§ **INSTRUCTION**
Copy out the complete listing, word for word.

§ **EXERCISE MATERIAL**

________________________

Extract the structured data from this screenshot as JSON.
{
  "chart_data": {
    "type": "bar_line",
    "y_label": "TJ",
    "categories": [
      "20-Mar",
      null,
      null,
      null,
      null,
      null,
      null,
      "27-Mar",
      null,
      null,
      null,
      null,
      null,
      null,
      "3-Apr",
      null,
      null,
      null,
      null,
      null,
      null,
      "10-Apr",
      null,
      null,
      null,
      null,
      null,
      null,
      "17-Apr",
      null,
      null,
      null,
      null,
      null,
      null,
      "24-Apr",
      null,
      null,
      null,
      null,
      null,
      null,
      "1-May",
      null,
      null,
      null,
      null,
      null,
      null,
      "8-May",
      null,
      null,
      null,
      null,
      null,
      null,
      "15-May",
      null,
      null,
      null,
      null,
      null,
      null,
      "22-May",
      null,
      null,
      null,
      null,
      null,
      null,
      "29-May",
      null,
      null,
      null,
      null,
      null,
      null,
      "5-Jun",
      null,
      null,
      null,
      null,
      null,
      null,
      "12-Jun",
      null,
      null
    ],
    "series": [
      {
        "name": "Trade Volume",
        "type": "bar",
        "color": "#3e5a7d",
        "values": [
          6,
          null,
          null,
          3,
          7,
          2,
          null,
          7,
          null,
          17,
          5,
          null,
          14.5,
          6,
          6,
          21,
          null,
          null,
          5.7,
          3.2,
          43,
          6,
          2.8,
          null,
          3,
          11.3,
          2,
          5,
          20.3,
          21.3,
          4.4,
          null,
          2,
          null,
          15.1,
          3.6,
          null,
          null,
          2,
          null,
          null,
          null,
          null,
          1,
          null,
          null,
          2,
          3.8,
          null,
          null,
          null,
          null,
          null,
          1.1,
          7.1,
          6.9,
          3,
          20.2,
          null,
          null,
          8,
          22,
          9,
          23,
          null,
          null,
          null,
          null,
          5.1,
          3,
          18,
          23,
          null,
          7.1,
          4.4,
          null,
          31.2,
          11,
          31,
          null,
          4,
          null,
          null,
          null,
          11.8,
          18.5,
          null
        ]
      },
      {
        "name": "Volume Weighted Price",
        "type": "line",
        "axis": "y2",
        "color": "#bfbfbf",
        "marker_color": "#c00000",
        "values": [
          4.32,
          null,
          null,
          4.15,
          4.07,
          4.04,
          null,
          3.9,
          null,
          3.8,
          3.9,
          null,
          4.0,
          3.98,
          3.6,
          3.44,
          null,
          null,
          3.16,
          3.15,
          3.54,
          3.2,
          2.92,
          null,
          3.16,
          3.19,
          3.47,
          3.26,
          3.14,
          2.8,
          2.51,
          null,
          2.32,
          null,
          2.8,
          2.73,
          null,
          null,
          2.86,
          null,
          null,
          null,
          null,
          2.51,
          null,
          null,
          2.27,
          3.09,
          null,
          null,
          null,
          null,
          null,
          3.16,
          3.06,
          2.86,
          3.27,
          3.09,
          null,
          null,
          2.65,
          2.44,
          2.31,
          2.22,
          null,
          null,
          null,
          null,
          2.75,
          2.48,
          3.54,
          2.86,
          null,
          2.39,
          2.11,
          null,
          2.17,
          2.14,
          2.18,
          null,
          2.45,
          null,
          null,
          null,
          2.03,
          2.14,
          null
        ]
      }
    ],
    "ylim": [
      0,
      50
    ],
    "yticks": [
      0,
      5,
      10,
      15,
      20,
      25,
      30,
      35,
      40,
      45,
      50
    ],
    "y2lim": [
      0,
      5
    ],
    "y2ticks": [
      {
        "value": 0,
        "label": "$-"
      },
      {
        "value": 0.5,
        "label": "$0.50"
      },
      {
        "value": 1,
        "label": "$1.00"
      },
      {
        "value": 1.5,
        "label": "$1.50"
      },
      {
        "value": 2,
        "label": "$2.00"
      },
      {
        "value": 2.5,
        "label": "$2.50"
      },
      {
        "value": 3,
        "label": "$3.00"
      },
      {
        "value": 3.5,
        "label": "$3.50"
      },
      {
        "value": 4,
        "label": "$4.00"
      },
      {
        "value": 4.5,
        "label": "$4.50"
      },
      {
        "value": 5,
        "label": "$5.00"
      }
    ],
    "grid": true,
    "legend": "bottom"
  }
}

________________________

§ **ANSWER TO THE EXERCISE**
Extract the structured data from this screenshot as JSON.
{
  "chart_data": {
    "type": "bar_line",
    "y_label": "TJ",
    "categories": [
      "20-Mar",
      null,
      null,
      null,
      null,
      null,
      null,
      "27-Mar",
      null,
      null,
      null,
      null,
      null,
      null,
      "3-Apr",
      null,
      null,
      null,
      null,
      null,
      null,
      "10-Apr",
      null,
      null,
      null,
      null,
      null,
      null,
      "17-Apr",
      null,
      null,
      null,
      null,
      null,
      null,
      "24-Apr",
      null,
      null,
      null,
      null,
      null,
      null,
      "1-May",
      null,
      null,
      null,
      null,
      null,
      null,
      "8-May",
      null,
      null,
      null,
      null,
      null,
      null,
      "15-May",
      null,
      null,
      null,
      null,
      null,
      null,
      "22-May",
      null,
      null,
      null,
      null,
      null,
      null,
      "29-May",
      null,
      null,
      null,
      null,
      null,
      null,
      "5-Jun",
      null,
      null,
      null,
      null,
      null,
      null,
      "12-Jun",
      null,
      null
    ],
    "series": [
      {
        "name": "Trade Volume",
        "type": "bar",
        "color": "#3e5a7d",
        "values": [
          6,
          null,
          null,
          3,
          7,
          2,
          null,
          7,
          null,
          17,
          5,
          null,
          14.5,
          6,
          6,
          21,
          null,
          null,
          5.7,
          3.2,
          43,
          6,
          2.8,
          null,
          3,
          11.3,
          2,
          5,
          20.3,
          21.3,
          4.4,
          null,
          2,
          null,
          15.1,
          3.6,
          null,
          null,
          2,
          null,
          null,
          null,
          null,
          1,
          null,
          null,
          2,
          3.8,
          null,
          null,
          null,
          null,
          null,
          1.1,
          7.1,
          6.9,
          3,
          20.2,
          null,
          null,
          8,
          22,
          9,
          23,
          null,
          null,
          null,
          null,
          5.1,
          3,
          18,
          23,
          null,
          7.1,
          4.4,
          null,
          31.2,
          11,
          31,
          null,
          4,
          null,
          null,
          null,
          11.8,
          18.5,
          null
        ]
      },
      {
        "name": "Volume Weighted Price",
        "type": "line",
        "axis": "y2",
        "color": "#bfbfbf",
        "marker_color": "#c00000",
        "values": [
          4.32,
          null,
          null,
          4.15,
          4.07,
          4.04,
          null,
          3.9,
          null,
          3.8,
          3.9,
          null,
          4.0,
          3.98,
          3.6,
          3.44,
          null,
          null,
          3.16,
          3.15,
          3.54,
          3.2,
          2.92,
          null,
          3.16,
          3.19,
          3.47,
          3.26,
          3.14,
          2.8,
          2.51,
          null,
          2.32,
          null,
          2.8,
          2.73,
          null,
          null,
          2.86,
          null,
          null,
          null,
          null,
          2.51,
          null,
          null,
          2.27,
          3.09,
          null,
          null,
          null,
          null,
          null,
          3.16,
          3.06,
          2.86,
          3.27,
          3.09,
          null,
          null,
          2.65,
          2.44,
          2.31,
          2.22,
          null,
          null,
          null,
          null,
          2.75,
          2.48,
          3.54,
          2.86,
          null,
          2.39,
          2.11,
          null,
          2.17,
          2.14,
          2.18,
          null,
          2.45,
          null,
          null,
          null,
          2.03,
          2.14,
          null
        ]
      }
    ],
    "ylim": [
      0,
      50
    ],
    "yticks": [
      0,
      5,
      10,
      15,
      20,
      25,
      30,
      35,
      40,
      45,
      50
    ],
    "y2lim": [
      0,
      5
    ],
    "y2ticks": [
      {
        "value": 0,
        "label": "$-"
      },
      {
        "value": 0.5,
        "label": "$0.50"
      },
      {
        "value": 1,
        "label": "$1.00"
      },
      {
        "value": 1.5,
        "label": "$1.50"
      },
      {
        "value": 2,
        "label": "$2.00"
      },
      {
        "value": 2.5,
        "label": "$2.50"
      },
      {
        "value": 3,
        "label": "$3.00"
      },
      {
        "value": 3.5,
        "label": "$3.50"
      },
      {
        "value": 4,
        "label": "$4.00"
      },
      {
        "value": 4.5,
        "label": "$4.50"
      },
      {
        "value": 5,
        "label": "$5.00"
      }
    ],
    "grid": true,
    "legend": "bottom"
  }
}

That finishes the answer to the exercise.